• [YOUR TASK]: All of the material below is to be retyped exactly.
++++ LISTING ++++
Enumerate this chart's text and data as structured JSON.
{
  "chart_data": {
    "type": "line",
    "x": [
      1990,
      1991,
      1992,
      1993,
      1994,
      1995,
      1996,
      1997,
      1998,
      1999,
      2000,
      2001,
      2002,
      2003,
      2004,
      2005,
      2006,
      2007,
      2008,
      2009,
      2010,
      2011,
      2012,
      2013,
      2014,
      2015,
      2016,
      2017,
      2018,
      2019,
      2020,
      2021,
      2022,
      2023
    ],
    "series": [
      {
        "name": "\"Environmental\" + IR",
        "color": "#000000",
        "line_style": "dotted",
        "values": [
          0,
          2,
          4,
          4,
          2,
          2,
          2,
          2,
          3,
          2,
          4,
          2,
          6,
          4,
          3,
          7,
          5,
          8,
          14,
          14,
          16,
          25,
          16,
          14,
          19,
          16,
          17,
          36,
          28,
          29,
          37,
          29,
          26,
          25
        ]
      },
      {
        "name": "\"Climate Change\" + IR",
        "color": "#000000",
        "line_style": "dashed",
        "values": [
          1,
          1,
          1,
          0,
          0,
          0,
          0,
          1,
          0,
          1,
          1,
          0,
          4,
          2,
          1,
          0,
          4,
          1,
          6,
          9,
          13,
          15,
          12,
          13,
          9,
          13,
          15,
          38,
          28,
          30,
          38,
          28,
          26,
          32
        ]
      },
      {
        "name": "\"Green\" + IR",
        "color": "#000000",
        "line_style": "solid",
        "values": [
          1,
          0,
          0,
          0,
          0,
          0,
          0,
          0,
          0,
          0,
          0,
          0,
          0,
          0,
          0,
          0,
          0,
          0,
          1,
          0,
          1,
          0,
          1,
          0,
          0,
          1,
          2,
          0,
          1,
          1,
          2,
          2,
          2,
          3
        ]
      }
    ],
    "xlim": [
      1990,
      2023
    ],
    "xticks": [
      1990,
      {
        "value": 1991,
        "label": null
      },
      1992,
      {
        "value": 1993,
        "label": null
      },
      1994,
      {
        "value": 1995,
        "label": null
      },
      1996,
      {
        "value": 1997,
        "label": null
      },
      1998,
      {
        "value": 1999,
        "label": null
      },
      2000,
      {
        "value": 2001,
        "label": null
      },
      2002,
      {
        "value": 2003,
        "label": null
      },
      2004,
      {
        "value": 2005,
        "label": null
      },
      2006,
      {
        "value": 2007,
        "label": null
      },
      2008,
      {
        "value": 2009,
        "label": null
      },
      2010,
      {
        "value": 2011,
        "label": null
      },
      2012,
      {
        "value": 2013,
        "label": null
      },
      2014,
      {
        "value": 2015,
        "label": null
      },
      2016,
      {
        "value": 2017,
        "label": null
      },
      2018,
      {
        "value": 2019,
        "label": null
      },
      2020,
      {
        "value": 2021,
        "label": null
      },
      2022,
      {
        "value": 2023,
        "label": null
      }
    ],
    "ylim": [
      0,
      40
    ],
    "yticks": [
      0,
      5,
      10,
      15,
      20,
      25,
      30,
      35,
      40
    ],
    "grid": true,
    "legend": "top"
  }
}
++++
• [CORRECT RESULT]:
Enumerate this chart's text and data as structured JSON.
{
  "chart_data": {
    "type": "line",
    "x": [
      1990,
      1991,
      1992,
      1993,
      1994,
      1995,
      1996,
      1997,
      1998,
      1999,
      2000,
      2001,
      2002,
      2003,
      2004,
      2005,
      2006,
      2007,
      2008,
      2009,
      2010,
      2011,
      2012,
      2013,
      2014,
      2015,
      2016,
      2017,
      2018,
      2019,
      2020,
      2021,
      2022,
      2023
    ],
    "series": [
      {
        "name": "\"Environmental\" + IR",
        "color": "#000000",
        "line_style": "dotted",
        "values": [
          0,
          2,
          4,
          4,
          2,
          2,
          2,
          2,
          3,
          2,
          4,
          2,
          6,
          4,
          3,
          7,
          5,
          8,
          14,
          14,
          16,
          25,
          16,
          14,
          19,
          16,
          17,
          36,
          28,
          29,
          37,
          29,
          26,
          25
        ]
      },
      {
        "name": "\"Climate Change\" + IR",
        "color": "#000000",
        "line_style": "dashed",
        "values": [
          1,
          1,
          1,
          0,
          0,
          0,
          0,
          1,
          0,
          1,
          1,
          0,
          4,
          2,
          1,
          0,
          4,
          1,
          6,
          9,
          13,
          15,
          12,
          13,
          9,
          13,
          15,
          38,
          28,
          30,
          38,
          28,
          26,
          32
        ]
      },
      {
        "name": "\"Green\" + IR",
        "color": "#000000",
        "line_style": "solid",
        "values": [
          1,
          0,
          0,
          0,
          0,
          0,
          0,
          0,
          0,
          0,
          0,
          0,
          0,
          0,
          0,
          0,
          0,
          0,
          1,
          0,
          1,
          0,
          1,
          0,
          0,
          1,
          2,
          0,
          1,
          1,
          2,
          2,
          2,
          3
        ]
      }
    ],
    "xlim": [
      1990,
      2023
    ],
    "xticks": [
      1990,
      {
        "value": 1991,
        "label": null
      },
      1992,
      {
        "value": 1993,
        "label": null
      },
      1994,
      {
        "value": 1995,
        "label": null
      },
      1996,
      {
        "value": 1997,
        "label": null
      },
      1998,
      {
        "value": 1999,
        "label": null
      },
      2000,
      {
        "value": 2001,
        "label": null
      },
      2002,
      {
        "value": 2003,
        "label": null
      },
      2004,
      {
        "value": 2005,
        "label": null
      },
      2006,
      {
        "value": 2007,
        "label": null
      },
      2008,
      {
        "value": 2009,
        "label": null
      },
      2010,
      {
        "value": 2011,
        "label": null
      },
      2012,
      {
        "value": 2013,
        "label": null
      },
      2014,
      {
        "value": 2015,
        "label": null
      },
      2016,
      {
        "value": 2017,
        "label": null
      },
      2018,
      {
        "value": 2019,
        "label": null
      },
      2020,
      {
        "value": 2021,
        "label": null
      },
      2022,
      {
        "value": 2023,
        "label": null
      }
    ],
    "ylim": [
      0,
      40
    ],
    "yticks": [
      0,
      5,
      10,
      15,
      20,
      25,
      30,
      35,
      40
    ],
    "grid": true,
    "legend": "top"
  }
}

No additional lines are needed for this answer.